What the task requires
Copy out the rows unchanged, starting with the first one and stopping after the row that contains "- Text: HR1: HR1: [466, 931, 501, 946]".
═══ The records ═══
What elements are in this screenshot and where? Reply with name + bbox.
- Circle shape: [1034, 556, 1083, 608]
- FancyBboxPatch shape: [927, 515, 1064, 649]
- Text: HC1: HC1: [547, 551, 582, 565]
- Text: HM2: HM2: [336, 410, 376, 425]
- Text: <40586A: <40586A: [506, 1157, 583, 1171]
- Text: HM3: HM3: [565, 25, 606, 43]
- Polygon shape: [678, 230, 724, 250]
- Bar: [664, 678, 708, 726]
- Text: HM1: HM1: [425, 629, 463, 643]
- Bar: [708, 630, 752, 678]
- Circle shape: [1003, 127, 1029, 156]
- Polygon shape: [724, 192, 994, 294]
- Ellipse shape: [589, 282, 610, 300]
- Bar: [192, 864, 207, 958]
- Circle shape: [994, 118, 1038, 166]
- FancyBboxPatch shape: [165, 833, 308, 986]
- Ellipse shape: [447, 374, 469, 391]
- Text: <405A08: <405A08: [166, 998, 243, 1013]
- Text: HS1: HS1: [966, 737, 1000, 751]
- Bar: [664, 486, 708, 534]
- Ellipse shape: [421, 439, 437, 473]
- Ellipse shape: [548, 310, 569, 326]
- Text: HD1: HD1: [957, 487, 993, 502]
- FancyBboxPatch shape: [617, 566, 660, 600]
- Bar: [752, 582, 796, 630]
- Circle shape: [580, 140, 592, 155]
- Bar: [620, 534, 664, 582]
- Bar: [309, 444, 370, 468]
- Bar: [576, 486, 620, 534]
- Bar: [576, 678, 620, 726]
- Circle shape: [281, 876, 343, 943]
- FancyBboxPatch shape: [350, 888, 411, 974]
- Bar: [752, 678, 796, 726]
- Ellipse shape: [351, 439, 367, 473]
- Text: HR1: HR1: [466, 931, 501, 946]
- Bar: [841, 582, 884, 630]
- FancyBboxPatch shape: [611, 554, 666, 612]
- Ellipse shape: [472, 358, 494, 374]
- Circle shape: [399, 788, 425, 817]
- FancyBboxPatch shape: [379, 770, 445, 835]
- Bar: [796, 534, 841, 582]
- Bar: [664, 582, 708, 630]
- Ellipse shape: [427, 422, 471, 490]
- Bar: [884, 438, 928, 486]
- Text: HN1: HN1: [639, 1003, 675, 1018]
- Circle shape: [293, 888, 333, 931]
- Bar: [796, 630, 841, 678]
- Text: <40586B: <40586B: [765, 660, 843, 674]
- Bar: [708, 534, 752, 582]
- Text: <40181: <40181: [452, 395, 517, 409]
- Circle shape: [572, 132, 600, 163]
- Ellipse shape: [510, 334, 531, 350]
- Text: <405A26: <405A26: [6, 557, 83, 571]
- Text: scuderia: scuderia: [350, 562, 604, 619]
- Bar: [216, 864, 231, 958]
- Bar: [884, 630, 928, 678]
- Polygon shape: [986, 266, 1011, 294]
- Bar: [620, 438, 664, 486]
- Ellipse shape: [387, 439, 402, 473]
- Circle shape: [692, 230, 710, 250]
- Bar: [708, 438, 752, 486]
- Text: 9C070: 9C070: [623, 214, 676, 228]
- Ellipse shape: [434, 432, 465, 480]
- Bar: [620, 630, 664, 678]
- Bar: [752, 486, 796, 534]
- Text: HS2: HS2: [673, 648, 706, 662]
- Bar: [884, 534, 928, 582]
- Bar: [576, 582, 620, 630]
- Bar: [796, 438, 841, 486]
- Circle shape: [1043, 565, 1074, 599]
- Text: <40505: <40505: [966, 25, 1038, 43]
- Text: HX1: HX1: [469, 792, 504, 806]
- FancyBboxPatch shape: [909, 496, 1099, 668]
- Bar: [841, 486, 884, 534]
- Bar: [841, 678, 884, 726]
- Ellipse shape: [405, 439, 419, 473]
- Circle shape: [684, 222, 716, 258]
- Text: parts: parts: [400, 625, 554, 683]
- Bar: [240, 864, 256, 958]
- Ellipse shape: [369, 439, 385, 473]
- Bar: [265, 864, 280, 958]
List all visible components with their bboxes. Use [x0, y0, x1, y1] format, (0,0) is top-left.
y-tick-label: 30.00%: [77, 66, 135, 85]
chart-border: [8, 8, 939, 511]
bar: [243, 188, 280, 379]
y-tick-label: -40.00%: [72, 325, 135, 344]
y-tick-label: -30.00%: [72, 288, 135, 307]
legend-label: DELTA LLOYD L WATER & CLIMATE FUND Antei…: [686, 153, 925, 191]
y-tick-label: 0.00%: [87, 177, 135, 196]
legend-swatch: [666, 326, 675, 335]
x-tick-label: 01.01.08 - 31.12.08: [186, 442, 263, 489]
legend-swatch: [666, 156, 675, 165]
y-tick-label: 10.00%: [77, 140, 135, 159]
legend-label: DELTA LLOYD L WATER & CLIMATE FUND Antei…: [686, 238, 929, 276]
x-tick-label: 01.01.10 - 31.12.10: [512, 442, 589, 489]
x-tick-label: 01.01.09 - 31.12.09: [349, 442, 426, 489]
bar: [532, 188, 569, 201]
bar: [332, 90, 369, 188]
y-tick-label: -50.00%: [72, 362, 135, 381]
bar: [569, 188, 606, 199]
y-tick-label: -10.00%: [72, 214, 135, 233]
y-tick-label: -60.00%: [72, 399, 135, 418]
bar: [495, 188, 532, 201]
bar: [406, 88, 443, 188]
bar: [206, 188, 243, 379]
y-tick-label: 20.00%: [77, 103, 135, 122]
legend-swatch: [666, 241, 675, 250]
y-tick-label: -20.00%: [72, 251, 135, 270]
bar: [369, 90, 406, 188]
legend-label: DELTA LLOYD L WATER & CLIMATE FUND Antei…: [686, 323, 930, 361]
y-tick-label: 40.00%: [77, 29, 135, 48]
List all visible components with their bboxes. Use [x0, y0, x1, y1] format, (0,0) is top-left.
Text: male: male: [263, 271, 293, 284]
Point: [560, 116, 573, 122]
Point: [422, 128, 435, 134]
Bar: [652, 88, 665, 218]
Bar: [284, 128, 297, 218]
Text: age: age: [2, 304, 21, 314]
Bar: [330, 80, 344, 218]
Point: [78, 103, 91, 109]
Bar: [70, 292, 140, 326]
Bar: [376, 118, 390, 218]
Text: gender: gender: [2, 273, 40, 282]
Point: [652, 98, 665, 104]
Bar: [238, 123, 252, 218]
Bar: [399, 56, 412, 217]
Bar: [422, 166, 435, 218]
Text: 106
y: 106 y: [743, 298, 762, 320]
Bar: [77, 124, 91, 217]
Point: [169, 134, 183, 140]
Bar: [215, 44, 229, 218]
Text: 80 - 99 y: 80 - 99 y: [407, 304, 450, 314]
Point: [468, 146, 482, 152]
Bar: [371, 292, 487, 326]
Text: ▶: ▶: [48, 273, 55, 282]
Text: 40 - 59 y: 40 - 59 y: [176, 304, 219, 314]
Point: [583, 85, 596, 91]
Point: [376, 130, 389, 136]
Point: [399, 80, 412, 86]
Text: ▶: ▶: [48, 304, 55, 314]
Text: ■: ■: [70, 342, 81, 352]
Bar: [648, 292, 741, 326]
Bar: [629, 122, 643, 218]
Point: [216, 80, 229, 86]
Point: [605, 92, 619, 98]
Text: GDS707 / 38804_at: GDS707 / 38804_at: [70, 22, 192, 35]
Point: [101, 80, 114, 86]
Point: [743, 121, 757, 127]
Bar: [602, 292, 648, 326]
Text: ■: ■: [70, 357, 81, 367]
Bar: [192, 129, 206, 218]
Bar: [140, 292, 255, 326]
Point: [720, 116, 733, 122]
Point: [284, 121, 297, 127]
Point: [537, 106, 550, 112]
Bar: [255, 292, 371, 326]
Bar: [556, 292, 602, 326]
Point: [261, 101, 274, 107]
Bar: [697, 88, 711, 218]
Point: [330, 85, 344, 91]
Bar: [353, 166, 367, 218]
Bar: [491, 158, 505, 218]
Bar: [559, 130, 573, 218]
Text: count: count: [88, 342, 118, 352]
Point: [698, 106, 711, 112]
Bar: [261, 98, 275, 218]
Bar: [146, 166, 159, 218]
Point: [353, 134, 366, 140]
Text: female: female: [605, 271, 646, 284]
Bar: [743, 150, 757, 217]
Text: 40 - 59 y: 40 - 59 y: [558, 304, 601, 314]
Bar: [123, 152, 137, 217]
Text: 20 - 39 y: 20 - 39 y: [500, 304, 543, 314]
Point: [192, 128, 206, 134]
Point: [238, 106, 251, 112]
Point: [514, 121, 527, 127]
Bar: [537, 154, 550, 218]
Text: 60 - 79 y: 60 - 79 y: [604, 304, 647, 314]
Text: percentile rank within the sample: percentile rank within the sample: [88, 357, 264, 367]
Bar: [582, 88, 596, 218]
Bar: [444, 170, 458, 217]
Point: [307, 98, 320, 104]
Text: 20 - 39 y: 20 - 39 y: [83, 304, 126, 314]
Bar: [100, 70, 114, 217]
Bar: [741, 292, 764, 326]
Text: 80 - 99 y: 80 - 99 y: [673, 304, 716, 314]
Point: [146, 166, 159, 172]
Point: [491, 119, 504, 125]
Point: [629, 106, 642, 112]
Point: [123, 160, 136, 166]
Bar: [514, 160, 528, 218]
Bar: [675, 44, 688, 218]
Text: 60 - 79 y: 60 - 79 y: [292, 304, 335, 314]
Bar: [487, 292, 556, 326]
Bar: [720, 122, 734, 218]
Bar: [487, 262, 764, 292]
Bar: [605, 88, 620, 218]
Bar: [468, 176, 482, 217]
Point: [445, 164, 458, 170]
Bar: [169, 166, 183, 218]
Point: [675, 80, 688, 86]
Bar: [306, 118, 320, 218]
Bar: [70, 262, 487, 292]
═══
Solution for this task
What elements are in this screenshot and where? Reply with name + bbox.
- Circle shape: [1034, 556, 1083, 608]
- FancyBboxPatch shape: [927, 515, 1064, 649]
- Text: HC1: HC1: [547, 551, 582, 565]
- Text: HM2: HM2: [336, 410, 376, 425]
- Text: <40586A: <40586A: [506, 1157, 583, 1171]
- Text: HM3: HM3: [565, 25, 606, 43]
- Polygon shape: [678, 230, 724, 250]
- Bar: [664, 678, 708, 726]
- Text: HM1: HM1: [425, 629, 463, 643]
- Bar: [708, 630, 752, 678]
- Circle shape: [1003, 127, 1029, 156]
- Polygon shape: [724, 192, 994, 294]
- Ellipse shape: [589, 282, 610, 300]
- Bar: [192, 864, 207, 958]
- Circle shape: [994, 118, 1038, 166]
- FancyBboxPatch shape: [165, 833, 308, 986]
- Ellipse shape: [447, 374, 469, 391]
- Text: <405A08: <405A08: [166, 998, 243, 1013]
- Text: HS1: HS1: [966, 737, 1000, 751]
- Bar: [664, 486, 708, 534]
- Ellipse shape: [421, 439, 437, 473]
- Ellipse shape: [548, 310, 569, 326]
- Text: HD1: HD1: [957, 487, 993, 502]
- FancyBboxPatch shape: [617, 566, 660, 600]
- Bar: [752, 582, 796, 630]
- Circle shape: [580, 140, 592, 155]
- Bar: [620, 534, 664, 582]
- Bar: [309, 444, 370, 468]
- Bar: [576, 486, 620, 534]
- Bar: [576, 678, 620, 726]
- Circle shape: [281, 876, 343, 943]
- FancyBboxPatch shape: [350, 888, 411, 974]
- Bar: [752, 678, 796, 726]
- Ellipse shape: [351, 439, 367, 473]
- Text: HR1: HR1: [466, 931, 501, 946]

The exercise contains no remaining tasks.